[Data excerpts]

>> BEGIN

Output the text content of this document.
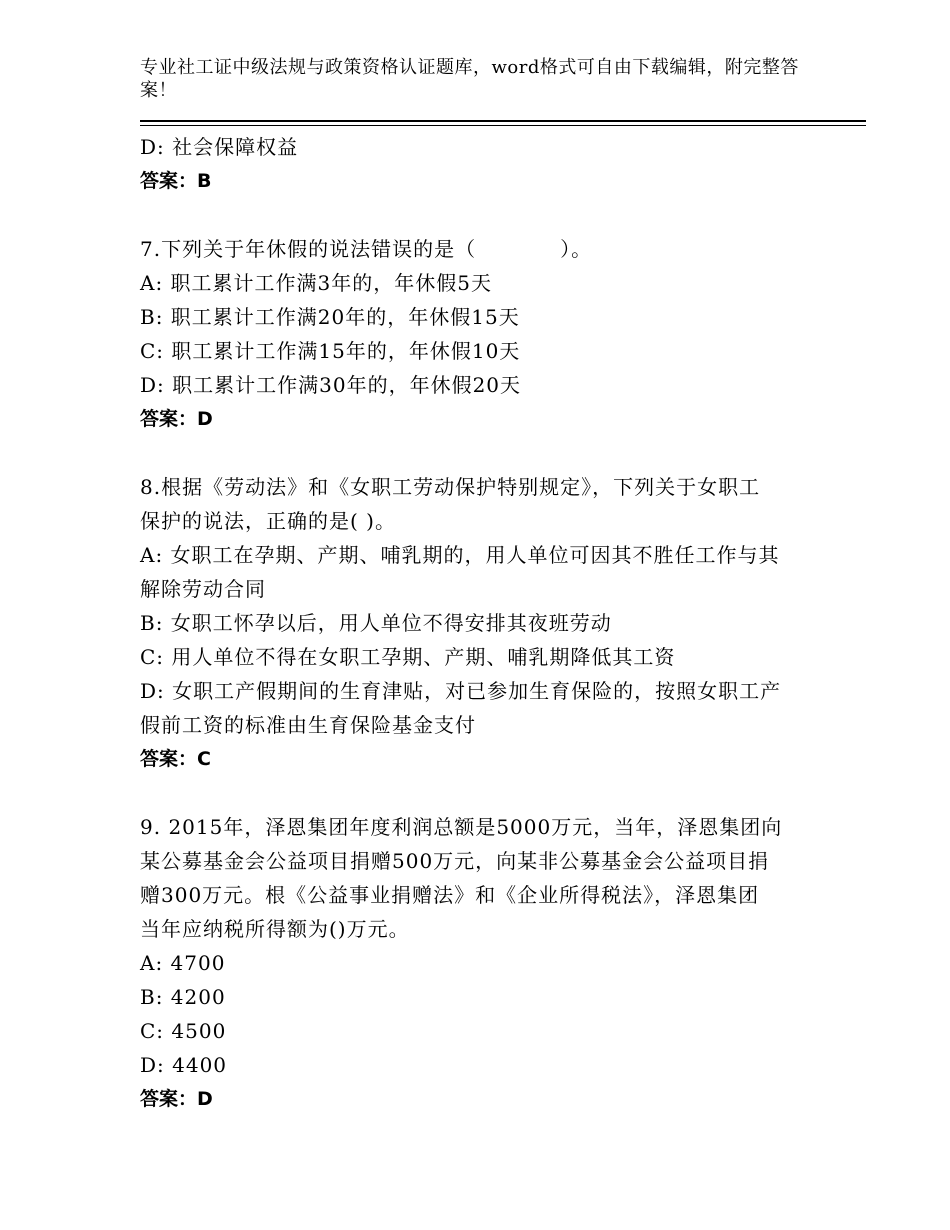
专业社工证中级法规与政策资格认证题库，word格式可自由下载编辑，附完整答案！
D: 社会保障权益
答案：B
7.下列关于年休假的说法错误的是（　　　　）。
A: 职工累计工作满3年的，年休假5天
B: 职工累计工作满20年的，年休假15天
C: 职工累计工作满15年的，年休假10天
D: 职工累计工作满30年的，年休假20天
答案：D
8.根据《劳动法》和《女职工劳动保护特别规定》，下列关于女职工
保护的说法，正确的是( )。
A: 女职工在孕期、产期、哺乳期的，用人单位可因其不胜任工作与其
解除劳动合同
B: 女职工怀孕以后，用人单位不得安排其夜班劳动
C: 用人单位不得在女职工孕期、产期、哺乳期降低其工资
D: 女职工产假期间的生育津贴，对已参加生育保险的，按照女职工产
假前工资的标准由生育保险基金支付
答案：C
9. 2015年，泽恩集团年度利润总额是5000万元，当年，泽恩集团向
某公募基金会公益项目捐赠500万元，向某非公募基金会公益项目捐
赠300万元。根《公益事业捐赠法》和《企业所得税法》，泽恩集团
当年应纳税所得额为()万元。
A: 4700
B: 4200
C: 4500
D: 4400
答案：D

>> END

Repeat the listing in full and exactly. Do not include any images.

Output the text content of this document.
专业社工证中级法规与政策资格认证题库，word格式可自由下载编辑，附完整答案！
D: 社会保障权益
答案：B
7.下列关于年休假的说法错误的是（　　　　）。
A: 职工累计工作满3年的，年休假5天
B: 职工累计工作满20年的，年休假15天
C: 职工累计工作满15年的，年休假10天
D: 职工累计工作满30年的，年休假20天
答案：D
8.根据《劳动法》和《女职工劳动保护特别规定》，下列关于女职工
保护的说法，正确的是( )。
A: 女职工在孕期、产期、哺乳期的，用人单位可因其不胜任工作与其
解除劳动合同
B: 女职工怀孕以后，用人单位不得安排其夜班劳动
C: 用人单位不得在女职工孕期、产期、哺乳期降低其工资
D: 女职工产假期间的生育津贴，对已参加生育保险的，按照女职工产
假前工资的标准由生育保险基金支付
答案：C
9. 2015年，泽恩集团年度利润总额是5000万元，当年，泽恩集团向
某公募基金会公益项目捐赠500万元，向某非公募基金会公益项目捐
赠300万元。根《公益事业捐赠法》和《企业所得税法》，泽恩集团
当年应纳税所得额为()万元。
A: 4700
B: 4200
C: 4500
D: 4400
答案：D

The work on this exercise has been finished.